** begin DATA RECORDS **
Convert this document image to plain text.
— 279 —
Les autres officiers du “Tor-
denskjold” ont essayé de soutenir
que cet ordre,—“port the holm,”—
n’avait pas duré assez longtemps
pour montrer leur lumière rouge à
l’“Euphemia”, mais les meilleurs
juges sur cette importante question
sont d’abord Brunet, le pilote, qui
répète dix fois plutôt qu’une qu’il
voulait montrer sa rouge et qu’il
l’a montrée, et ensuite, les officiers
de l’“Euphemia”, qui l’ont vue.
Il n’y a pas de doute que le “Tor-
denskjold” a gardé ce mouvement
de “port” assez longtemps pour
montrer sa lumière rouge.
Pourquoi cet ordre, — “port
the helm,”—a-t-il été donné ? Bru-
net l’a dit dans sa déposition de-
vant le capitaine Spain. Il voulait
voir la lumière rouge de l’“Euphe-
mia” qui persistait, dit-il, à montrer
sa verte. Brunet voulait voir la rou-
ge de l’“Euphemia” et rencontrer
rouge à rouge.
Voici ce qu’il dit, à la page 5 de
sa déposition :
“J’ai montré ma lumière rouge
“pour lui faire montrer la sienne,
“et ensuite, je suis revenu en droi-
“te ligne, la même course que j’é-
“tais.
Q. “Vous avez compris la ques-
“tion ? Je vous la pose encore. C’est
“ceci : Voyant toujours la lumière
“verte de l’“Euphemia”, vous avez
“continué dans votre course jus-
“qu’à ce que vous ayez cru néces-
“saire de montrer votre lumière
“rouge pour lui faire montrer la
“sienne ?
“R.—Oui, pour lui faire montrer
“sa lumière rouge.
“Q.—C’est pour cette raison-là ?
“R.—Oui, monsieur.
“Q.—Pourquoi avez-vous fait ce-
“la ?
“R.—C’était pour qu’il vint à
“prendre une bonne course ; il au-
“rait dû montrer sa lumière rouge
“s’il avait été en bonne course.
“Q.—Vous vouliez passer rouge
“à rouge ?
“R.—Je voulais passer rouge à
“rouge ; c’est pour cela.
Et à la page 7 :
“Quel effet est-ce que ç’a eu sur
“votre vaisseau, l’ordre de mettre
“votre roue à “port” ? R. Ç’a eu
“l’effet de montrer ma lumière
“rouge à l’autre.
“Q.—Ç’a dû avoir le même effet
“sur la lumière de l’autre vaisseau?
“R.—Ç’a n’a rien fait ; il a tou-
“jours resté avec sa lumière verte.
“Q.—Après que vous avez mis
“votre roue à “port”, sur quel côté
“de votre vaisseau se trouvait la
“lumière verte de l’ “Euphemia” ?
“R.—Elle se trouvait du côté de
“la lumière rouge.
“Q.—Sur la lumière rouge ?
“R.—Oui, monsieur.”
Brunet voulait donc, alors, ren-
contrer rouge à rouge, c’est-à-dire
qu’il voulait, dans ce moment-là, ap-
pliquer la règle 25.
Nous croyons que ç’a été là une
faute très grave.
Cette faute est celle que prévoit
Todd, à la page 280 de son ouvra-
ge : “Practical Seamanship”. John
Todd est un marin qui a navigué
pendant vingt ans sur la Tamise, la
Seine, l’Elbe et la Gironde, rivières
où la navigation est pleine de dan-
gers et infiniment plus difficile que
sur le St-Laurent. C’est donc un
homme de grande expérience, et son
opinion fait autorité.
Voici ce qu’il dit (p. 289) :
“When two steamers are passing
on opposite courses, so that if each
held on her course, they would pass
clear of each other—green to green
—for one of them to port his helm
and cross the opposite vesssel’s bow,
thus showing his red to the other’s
** end DATA RECORDS **
§ **SET TASK**
The entries above must be returned exactly.

§ **THE OUTPUT**
Convert this document image to plain text.
— 279 —
Les autres officiers du “Tor-
denskjold” ont essayé de soutenir
que cet ordre,—“port the holm,”—
n’avait pas duré assez longtemps
pour montrer leur lumière rouge à
l’“Euphemia”, mais les meilleurs
juges sur cette importante question
sont d’abord Brunet, le pilote, qui
répète dix fois plutôt qu’une qu’il
voulait montrer sa rouge et qu’il
l’a montrée, et ensuite, les officiers
de l’“Euphemia”, qui l’ont vue.
Il n’y a pas de doute que le “Tor-
denskjold” a gardé ce mouvement
de “port” assez longtemps pour
montrer sa lumière rouge.
Pourquoi cet ordre, — “port
the helm,”—a-t-il été donné ? Bru-
net l’a dit dans sa déposition de-
vant le capitaine Spain. Il voulait
voir la lumière rouge de l’“Euphe-
mia” qui persistait, dit-il, à montrer
sa verte. Brunet voulait voir la rou-
ge de l’“Euphemia” et rencontrer
rouge à rouge.
Voici ce qu’il dit, à la page 5 de
sa déposition :
“J’ai montré ma lumière rouge
“pour lui faire montrer la sienne,
“et ensuite, je suis revenu en droi-
“te ligne, la même course que j’é-
“tais.
Q. “Vous avez compris la ques-
“tion ? Je vous la pose encore. C’est
“ceci : Voyant toujours la lumière
“verte de l’“Euphemia”, vous avez
“continué dans votre course jus-
“qu’à ce que vous ayez cru néces-
“saire de montrer votre lumière
“rouge pour lui faire montrer la
“sienne ?
“R.—Oui, pour lui faire montrer
“sa lumière rouge.
“Q.—C’est pour cette raison-là ?
“R.—Oui, monsieur.
“Q.—Pourquoi avez-vous fait ce-
“la ?
“R.—C’était pour qu’il vint à
“prendre une bonne course ; il au-
“rait dû montrer sa lumière rouge
“s’il avait été en bonne course.
“Q.—Vous vouliez passer rouge
“à rouge ?
“R.—Je voulais passer rouge à
“rouge ; c’est pour cela.
Et à la page 7 :
“Quel effet est-ce que ç’a eu sur
“votre vaisseau, l’ordre de mettre
“votre roue à “port” ? R. Ç’a eu
“l’effet de montrer ma lumière
“rouge à l’autre.
“Q.—Ç’a dû avoir le même effet
“sur la lumière de l’autre vaisseau?
“R.—Ç’a n’a rien fait ; il a tou-
“jours resté avec sa lumière verte.
“Q.—Après que vous avez mis
“votre roue à “port”, sur quel côté
“de votre vaisseau se trouvait la
“lumière verte de l’ “Euphemia” ?
“R.—Elle se trouvait du côté de
“la lumière rouge.
“Q.—Sur la lumière rouge ?
“R.—Oui, monsieur.”
Brunet voulait donc, alors, ren-
contrer rouge à rouge, c’est-à-dire
qu’il voulait, dans ce moment-là, ap-
pliquer la règle 25.
Nous croyons que ç’a été là une
faute très grave.
Cette faute est celle que prévoit
Todd, à la page 280 de son ouvra-
ge : “Practical Seamanship”. John
Todd est un marin qui a navigué
pendant vingt ans sur la Tamise, la
Seine, l’Elbe et la Gironde, rivières
où la navigation est pleine de dan-
gers et infiniment plus difficile que
sur le St-Laurent. C’est donc un
homme de grande expérience, et son
opinion fait autorité.
Voici ce qu’il dit (p. 289) :
“When two steamers are passing
on opposite courses, so that if each
held on her course, they would pass
clear of each other—green to green
—for one of them to port his helm
and cross the opposite vesssel’s bow,
thus showing his red to the other’s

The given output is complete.